### YOUR INSTRUCTIONS
Copy every line of the data exactly, leaving nothing out.

### EXTRACTED INFORMATION
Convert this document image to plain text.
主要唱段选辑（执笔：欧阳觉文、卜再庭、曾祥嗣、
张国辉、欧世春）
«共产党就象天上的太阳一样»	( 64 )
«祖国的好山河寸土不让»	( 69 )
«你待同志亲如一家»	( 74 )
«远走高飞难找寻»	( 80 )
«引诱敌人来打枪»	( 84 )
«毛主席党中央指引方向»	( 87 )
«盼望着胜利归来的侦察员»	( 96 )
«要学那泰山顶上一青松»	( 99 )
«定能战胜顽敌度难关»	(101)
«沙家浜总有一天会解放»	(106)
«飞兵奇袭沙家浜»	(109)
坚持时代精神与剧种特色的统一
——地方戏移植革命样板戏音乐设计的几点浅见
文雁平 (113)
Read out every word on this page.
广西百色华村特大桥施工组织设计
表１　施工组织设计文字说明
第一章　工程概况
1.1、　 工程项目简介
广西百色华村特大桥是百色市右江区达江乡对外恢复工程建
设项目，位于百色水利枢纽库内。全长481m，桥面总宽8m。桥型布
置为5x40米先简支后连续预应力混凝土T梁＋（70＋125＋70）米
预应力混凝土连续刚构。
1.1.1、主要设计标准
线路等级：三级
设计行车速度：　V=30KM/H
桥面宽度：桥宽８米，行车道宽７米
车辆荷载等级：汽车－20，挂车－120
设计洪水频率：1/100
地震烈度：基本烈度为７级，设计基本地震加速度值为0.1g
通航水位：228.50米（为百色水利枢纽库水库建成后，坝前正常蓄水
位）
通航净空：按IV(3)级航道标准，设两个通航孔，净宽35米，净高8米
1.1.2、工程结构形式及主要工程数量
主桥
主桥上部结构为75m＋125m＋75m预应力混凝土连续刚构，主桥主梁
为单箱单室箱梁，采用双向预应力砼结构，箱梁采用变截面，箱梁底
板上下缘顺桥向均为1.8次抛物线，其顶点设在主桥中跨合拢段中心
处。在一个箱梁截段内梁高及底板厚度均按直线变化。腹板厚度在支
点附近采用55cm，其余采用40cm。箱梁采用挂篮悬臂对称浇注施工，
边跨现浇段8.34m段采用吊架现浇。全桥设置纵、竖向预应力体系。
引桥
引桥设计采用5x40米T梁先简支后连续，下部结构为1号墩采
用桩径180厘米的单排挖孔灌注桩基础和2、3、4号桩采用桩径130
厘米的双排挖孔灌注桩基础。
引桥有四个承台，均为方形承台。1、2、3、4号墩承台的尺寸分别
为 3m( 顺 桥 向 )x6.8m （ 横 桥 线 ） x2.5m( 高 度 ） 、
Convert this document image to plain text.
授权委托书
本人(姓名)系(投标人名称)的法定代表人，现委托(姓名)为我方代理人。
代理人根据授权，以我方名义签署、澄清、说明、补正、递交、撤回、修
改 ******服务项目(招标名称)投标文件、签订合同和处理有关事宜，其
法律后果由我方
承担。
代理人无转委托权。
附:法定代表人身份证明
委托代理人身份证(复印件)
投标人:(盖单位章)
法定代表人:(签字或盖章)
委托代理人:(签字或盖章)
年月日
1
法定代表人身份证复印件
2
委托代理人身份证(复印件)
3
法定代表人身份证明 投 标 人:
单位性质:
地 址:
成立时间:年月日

### SOLUTION TO THIS TASK
Convert this document image to plain text.
主要唱段选辑（执笔：欧阳觉文、卜再庭、曾祥嗣、
张国辉、欧世春）
«共产党就象天上的太阳一样»	( 64 )
«祖国的好山河寸土不让»	( 69 )
«你待同志亲如一家»	( 74 )
«远走高飞难找寻»	( 80 )
«引诱敌人来打枪»	( 84 )
«毛主席党中央指引方向»	( 87 )
«盼望着胜利归来的侦察员»	( 96 )
«要学那泰山顶上一青松»	( 99 )
«定能战胜顽敌度难关»	(101)
«沙家浜总有一天会解放»	(106)
«飞兵奇袭沙家浜»	(109)
坚持时代精神与剧种特色的统一
——地方戏移植革命样板戏音乐设计的几点浅见
文雁平 (113)
Read out every word on this page.
广西百色华村特大桥施工组织设计
表１　施工组织设计文字说明
第一章　工程概况
1.1、　 工程项目简介
广西百色华村特大桥是百色市右江区达江乡对外恢复工程建
设项目，位于百色水利枢纽库内。全长481m，桥面总宽8m。桥型布
置为5x40米先简支后连续预应力混凝土T梁＋（70＋125＋70）米
预应力混凝土连续刚构。
1.1.1、主要设计标准
线路等级：三级
设计行车速度：　V=30KM/H
桥面宽度：桥宽８米，行车道宽７米
车辆荷载等级：汽车－20，挂车－120
设计洪水频率：1/100
地震烈度：基本烈度为７级，设计基本地震加速度值为0.1g
通航水位：228.50米（为百色水利枢纽库水库建成后，坝前正常蓄水
位）
通航净空：按IV(3)级航道标准，设两个通航孔，净宽35米，净高8米
1.1.2、工程结构形式及主要工程数量
主桥
主桥上部结构为75m＋125m＋75m预应力混凝土连续刚构，主桥主梁
为单箱单室箱梁，采用双向预应力砼结构，箱梁采用变截面，箱梁底
板上下缘顺桥向均为1.8次抛物线，其顶点设在主桥中跨合拢段中心
处。在一个箱梁截段内梁高及底板厚度均按直线变化。腹板厚度在支
点附近采用55cm，其余采用40cm。箱梁采用挂篮悬臂对称浇注施工，
边跨现浇段8.34m段采用吊架现浇。全桥设置纵、竖向预应力体系。
引桥
引桥设计采用5x40米T梁先简支后连续，下部结构为1号墩采
用桩径180厘米的单排挖孔灌注桩基础和2、3、4号桩采用桩径130
厘米的双排挖孔灌注桩基础。
引桥有四个承台，均为方形承台。1、2、3、4号墩承台的尺寸分别
为 3m( 顺 桥 向 )x6.8m （ 横 桥 线 ） x2.5m( 高 度 ） 、
Convert this document image to plain text.
授权委托书
本人(姓名)系(投标人名称)的法定代表人，现委托(姓名)为我方代理人。
代理人根据授权，以我方名义签署、澄清、说明、补正、递交、撤回、修
改 ******服务项目(招标名称)投标文件、签订合同和处理有关事宜，其
法律后果由我方
承担。
代理人无转委托权。
附:法定代表人身份证明
委托代理人身份证(复印件)
投标人:(盖单位章)
法定代表人:(签字或盖章)
委托代理人:(签字或盖章)
年月日
1
法定代表人身份证复印件
2
委托代理人身份证(复印件)
3
法定代表人身份证明 投 标 人:
单位性质:
地 址:
成立时间:年月日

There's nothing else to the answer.